** OBJECTIVE **
Please restate the following records word for word.

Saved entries
------------------------------------
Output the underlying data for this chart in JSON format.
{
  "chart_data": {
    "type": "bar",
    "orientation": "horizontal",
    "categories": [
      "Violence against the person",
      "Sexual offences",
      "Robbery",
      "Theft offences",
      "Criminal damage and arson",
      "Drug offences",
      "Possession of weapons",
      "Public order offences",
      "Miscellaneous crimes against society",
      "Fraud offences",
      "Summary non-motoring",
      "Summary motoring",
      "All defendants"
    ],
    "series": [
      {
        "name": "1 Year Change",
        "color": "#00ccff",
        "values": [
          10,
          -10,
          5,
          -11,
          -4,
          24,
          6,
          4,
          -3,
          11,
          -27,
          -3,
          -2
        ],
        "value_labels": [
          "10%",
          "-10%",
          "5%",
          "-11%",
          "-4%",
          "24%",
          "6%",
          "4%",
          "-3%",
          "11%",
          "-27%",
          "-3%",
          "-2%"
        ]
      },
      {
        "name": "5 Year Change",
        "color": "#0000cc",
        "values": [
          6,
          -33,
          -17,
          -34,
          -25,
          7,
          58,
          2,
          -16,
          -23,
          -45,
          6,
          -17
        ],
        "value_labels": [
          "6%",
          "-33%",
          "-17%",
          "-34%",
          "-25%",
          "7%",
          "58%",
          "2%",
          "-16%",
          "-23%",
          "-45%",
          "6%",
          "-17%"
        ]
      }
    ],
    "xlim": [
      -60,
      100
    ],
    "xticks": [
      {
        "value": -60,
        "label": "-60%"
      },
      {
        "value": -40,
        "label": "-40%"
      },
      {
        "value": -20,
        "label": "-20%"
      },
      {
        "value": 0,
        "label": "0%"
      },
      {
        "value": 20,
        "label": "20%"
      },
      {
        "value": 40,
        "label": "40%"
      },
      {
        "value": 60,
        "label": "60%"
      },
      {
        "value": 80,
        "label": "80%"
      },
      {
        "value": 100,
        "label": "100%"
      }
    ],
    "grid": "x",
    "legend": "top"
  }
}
------------------------------------
** ANSWER **
Output the underlying data for this chart in JSON format.
{
  "chart_data": {
    "type": "bar",
    "orientation": "horizontal",
    "categories": [
      "Violence against the person",
      "Sexual offences",
      "Robbery",
      "Theft offences",
      "Criminal damage and arson",
      "Drug offences",
      "Possession of weapons",
      "Public order offences",
      "Miscellaneous crimes against society",
      "Fraud offences",
      "Summary non-motoring",
      "Summary motoring",
      "All defendants"
    ],
    "series": [
      {
        "name": "1 Year Change",
        "color": "#00ccff",
        "values": [
          10,
          -10,
          5,
          -11,
          -4,
          24,
          6,
          4,
          -3,
          11,
          -27,
          -3,
          -2
        ],
        "value_labels": [
          "10%",
          "-10%",
          "5%",
          "-11%",
          "-4%",
          "24%",
          "6%",
          "4%",
          "-3%",
          "11%",
          "-27%",
          "-3%",
          "-2%"
        ]
      },
      {
        "name": "5 Year Change",
        "color": "#0000cc",
        "values": [
          6,
          -33,
          -17,
          -34,
          -25,
          7,
          58,
          2,
          -16,
          -23,
          -45,
          6,
          -17
        ],
        "value_labels": [
          "6%",
          "-33%",
          "-17%",
          "-34%",
          "-25%",
          "7%",
          "58%",
          "2%",
          "-16%",
          "-23%",
          "-45%",
          "6%",
          "-17%"
        ]
      }
    ],
    "xlim": [
      -60,
      100
    ],
    "xticks": [
      {
        "value": -60,
        "label": "-60%"
      },
      {
        "value": -40,
        "label": "-40%"
      },
      {
        "value": -20,
        "label": "-20%"
      },
      {
        "value": 0,
        "label": "0%"
      },
      {
        "value": 20,
        "label": "20%"
      },
      {
        "value": 40,
        "label": "40%"
      },
      {
        "value": 60,
        "label": "60%"
      },
      {
        "value": 80,
        "label": "80%"
      },
      {
        "value": 100,
        "label": "100%"
      }
    ],
    "grid": "x",
    "legend": "top"
  }
}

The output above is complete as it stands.